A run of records
+-------+

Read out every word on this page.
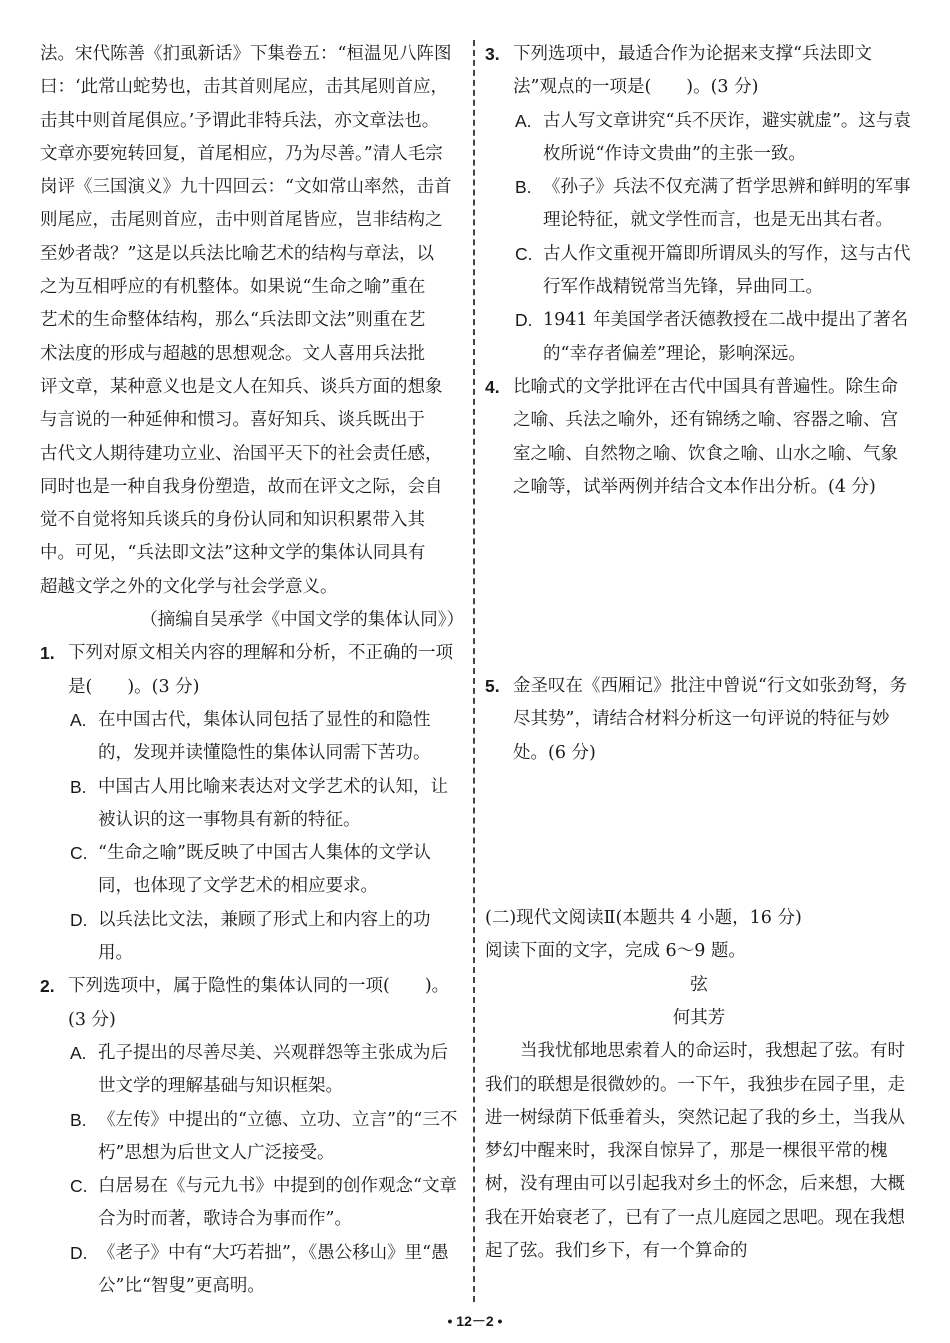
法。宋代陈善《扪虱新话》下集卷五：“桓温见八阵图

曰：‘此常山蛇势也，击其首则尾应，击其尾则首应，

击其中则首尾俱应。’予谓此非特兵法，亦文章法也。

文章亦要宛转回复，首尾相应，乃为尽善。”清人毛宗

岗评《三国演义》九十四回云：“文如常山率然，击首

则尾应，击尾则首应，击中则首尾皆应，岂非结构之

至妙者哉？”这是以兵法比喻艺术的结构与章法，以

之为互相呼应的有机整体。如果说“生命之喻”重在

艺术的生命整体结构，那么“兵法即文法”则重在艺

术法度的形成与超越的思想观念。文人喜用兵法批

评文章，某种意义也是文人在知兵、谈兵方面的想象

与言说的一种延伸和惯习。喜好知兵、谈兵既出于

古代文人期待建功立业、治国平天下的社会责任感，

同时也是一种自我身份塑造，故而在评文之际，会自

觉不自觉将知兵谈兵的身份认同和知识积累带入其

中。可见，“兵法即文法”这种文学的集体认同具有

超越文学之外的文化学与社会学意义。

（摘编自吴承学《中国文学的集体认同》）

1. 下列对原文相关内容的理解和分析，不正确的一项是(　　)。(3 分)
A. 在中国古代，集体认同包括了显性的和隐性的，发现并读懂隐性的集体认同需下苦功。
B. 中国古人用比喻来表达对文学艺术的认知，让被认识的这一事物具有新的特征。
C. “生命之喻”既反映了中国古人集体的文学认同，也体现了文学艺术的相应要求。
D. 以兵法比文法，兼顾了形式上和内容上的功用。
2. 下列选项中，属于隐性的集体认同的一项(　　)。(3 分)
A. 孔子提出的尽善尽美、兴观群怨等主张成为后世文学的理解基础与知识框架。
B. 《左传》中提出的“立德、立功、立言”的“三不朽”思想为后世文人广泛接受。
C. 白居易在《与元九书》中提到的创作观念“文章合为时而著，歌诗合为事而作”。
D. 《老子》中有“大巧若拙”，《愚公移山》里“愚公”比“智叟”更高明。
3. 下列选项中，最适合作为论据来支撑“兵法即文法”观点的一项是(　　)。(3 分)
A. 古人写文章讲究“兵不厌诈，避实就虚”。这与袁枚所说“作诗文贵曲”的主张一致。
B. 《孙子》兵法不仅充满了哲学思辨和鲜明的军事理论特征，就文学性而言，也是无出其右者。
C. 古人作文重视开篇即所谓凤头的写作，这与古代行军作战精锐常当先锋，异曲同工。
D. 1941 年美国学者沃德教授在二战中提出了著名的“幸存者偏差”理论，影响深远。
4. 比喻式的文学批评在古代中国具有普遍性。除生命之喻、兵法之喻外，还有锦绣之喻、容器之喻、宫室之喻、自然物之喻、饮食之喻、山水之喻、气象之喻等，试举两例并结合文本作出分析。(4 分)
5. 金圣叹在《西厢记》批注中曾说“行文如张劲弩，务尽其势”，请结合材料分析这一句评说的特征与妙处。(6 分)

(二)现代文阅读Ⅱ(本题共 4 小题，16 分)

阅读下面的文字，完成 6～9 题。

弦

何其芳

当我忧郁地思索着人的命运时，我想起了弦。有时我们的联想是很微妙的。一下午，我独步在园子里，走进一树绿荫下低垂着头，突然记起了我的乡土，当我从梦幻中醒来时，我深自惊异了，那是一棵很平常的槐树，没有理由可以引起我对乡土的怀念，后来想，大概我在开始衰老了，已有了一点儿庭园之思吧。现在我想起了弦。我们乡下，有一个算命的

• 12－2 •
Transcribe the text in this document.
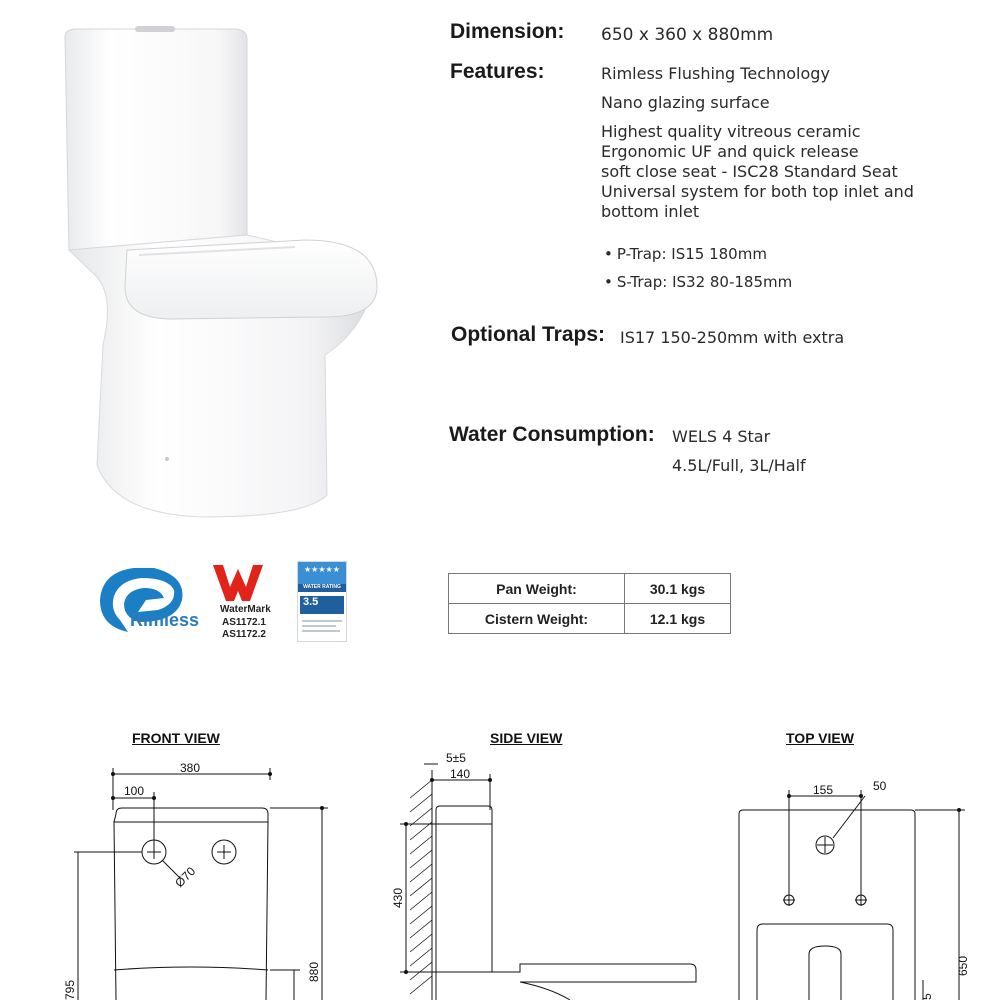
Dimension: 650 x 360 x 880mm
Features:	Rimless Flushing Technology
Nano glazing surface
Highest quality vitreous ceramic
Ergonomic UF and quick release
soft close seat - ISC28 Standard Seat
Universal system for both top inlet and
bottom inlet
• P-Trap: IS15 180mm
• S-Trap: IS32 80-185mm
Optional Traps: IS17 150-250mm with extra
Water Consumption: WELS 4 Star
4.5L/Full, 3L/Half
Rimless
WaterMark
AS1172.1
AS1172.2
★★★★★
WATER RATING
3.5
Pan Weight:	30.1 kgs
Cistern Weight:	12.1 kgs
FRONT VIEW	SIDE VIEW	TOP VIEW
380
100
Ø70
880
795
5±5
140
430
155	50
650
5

+-------+

## INSTRUCTION
Go over the records above and tally the lines with the word "兵法即文法" in them. Give the number alone.

## EXERCISE SOLUTION
3